Pick out all lines with the word "informaciją" from the records that follow.

* start Material provided *

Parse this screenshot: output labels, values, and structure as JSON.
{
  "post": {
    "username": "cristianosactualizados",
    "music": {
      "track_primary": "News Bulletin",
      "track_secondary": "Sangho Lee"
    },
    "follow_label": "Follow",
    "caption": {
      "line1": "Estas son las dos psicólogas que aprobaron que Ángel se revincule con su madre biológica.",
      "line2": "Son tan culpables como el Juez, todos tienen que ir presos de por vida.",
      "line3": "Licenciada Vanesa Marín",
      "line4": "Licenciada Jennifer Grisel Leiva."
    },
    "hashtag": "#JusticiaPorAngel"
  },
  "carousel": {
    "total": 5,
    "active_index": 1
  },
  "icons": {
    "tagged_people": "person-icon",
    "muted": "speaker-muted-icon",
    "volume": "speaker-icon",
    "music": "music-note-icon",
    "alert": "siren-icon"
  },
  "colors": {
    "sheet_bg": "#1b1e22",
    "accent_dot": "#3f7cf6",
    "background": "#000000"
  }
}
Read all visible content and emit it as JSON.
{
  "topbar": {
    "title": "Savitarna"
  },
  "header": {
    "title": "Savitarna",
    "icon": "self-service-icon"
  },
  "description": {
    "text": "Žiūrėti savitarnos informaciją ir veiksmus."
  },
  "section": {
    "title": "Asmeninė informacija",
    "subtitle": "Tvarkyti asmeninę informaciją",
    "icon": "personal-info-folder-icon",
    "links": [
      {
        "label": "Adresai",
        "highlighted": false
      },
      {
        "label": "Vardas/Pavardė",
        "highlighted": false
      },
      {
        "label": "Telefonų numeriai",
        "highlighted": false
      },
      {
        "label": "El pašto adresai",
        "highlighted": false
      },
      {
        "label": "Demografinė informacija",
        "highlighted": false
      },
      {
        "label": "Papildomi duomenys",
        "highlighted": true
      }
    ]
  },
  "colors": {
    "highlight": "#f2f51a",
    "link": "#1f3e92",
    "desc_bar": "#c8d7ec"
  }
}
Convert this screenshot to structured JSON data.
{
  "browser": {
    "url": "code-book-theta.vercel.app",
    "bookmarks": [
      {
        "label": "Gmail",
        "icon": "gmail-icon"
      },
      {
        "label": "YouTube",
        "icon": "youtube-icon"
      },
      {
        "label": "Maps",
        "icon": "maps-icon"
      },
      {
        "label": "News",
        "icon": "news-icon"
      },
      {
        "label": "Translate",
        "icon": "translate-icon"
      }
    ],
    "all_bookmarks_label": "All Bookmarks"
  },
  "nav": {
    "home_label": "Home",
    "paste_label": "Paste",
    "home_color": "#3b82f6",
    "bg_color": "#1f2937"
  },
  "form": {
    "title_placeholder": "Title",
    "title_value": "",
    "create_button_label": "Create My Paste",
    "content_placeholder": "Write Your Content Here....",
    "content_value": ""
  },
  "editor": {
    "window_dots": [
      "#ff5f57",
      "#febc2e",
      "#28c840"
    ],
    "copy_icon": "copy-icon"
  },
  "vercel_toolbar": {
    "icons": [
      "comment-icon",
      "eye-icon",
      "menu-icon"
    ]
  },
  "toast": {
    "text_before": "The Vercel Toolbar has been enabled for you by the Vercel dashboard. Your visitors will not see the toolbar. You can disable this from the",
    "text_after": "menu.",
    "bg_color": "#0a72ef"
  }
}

* end Material provided *

Problem solution.
    "text": "Žiūrėti savitarnos informaciją ir veiksmus."
    "subtitle": "Tvarkyti asmeninę informaciją",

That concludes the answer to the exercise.